» **Data provided**:
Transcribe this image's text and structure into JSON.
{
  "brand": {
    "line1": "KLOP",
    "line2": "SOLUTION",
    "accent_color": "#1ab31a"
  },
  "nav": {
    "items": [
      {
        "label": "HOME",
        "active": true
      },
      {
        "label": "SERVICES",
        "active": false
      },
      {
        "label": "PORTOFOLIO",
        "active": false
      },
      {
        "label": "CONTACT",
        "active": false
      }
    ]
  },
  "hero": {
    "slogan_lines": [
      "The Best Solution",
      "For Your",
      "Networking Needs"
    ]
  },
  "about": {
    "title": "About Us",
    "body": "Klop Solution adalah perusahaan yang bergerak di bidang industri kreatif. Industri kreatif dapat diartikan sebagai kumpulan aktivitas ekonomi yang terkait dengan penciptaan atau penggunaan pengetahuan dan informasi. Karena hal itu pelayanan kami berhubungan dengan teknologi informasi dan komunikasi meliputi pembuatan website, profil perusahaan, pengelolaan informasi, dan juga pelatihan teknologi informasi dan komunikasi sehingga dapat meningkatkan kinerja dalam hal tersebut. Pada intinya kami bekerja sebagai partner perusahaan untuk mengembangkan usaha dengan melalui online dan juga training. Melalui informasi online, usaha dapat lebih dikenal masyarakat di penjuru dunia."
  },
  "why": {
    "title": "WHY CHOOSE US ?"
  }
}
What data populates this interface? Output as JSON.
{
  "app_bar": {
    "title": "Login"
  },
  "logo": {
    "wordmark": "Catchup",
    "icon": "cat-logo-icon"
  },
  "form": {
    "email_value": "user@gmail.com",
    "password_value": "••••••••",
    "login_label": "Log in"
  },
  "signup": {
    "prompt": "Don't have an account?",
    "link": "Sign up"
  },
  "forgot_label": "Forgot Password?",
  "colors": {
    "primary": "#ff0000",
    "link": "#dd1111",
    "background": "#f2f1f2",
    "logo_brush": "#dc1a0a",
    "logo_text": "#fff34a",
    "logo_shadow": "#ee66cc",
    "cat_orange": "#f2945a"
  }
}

» **What the exercise asks**: Make a verbatim copy of every entry shown above.

» **Final answer**:
Transcribe this image's text and structure into JSON.
{
  "brand": {
    "line1": "KLOP",
    "line2": "SOLUTION",
    "accent_color": "#1ab31a"
  },
  "nav": {
    "items": [
      {
        "label": "HOME",
        "active": true
      },
      {
        "label": "SERVICES",
        "active": false
      },
      {
        "label": "PORTOFOLIO",
        "active": false
      },
      {
        "label": "CONTACT",
        "active": false
      }
    ]
  },
  "hero": {
    "slogan_lines": [
      "The Best Solution",
      "For Your",
      "Networking Needs"
    ]
  },
  "about": {
    "title": "About Us",
    "body": "Klop Solution adalah perusahaan yang bergerak di bidang industri kreatif. Industri kreatif dapat diartikan sebagai kumpulan aktivitas ekonomi yang terkait dengan penciptaan atau penggunaan pengetahuan dan informasi. Karena hal itu pelayanan kami berhubungan dengan teknologi informasi dan komunikasi meliputi pembuatan website, profil perusahaan, pengelolaan informasi, dan juga pelatihan teknologi informasi dan komunikasi sehingga dapat meningkatkan kinerja dalam hal tersebut. Pada intinya kami bekerja sebagai partner perusahaan untuk mengembangkan usaha dengan melalui online dan juga training. Melalui informasi online, usaha dapat lebih dikenal masyarakat di penjuru dunia."
  },
  "why": {
    "title": "WHY CHOOSE US ?"
  }
}
What data populates this interface? Output as JSON.
{
  "app_bar": {
    "title": "Login"
  },
  "logo": {
    "wordmark": "Catchup",
    "icon": "cat-logo-icon"
  },
  "form": {
    "email_value": "user@gmail.com",
    "password_value": "••••••••",
    "login_label": "Log in"
  },
  "signup": {
    "prompt": "Don't have an account?",
    "link": "Sign up"
  },
  "forgot_label": "Forgot Password?",
  "colors": {
    "primary": "#ff0000",
    "link": "#dd1111",
    "background": "#f2f1f2",
    "logo_brush": "#dc1a0a",
    "logo_text": "#fff34a",
    "logo_shadow": "#ee66cc",
    "cat_orange": "#f2945a"
  }
}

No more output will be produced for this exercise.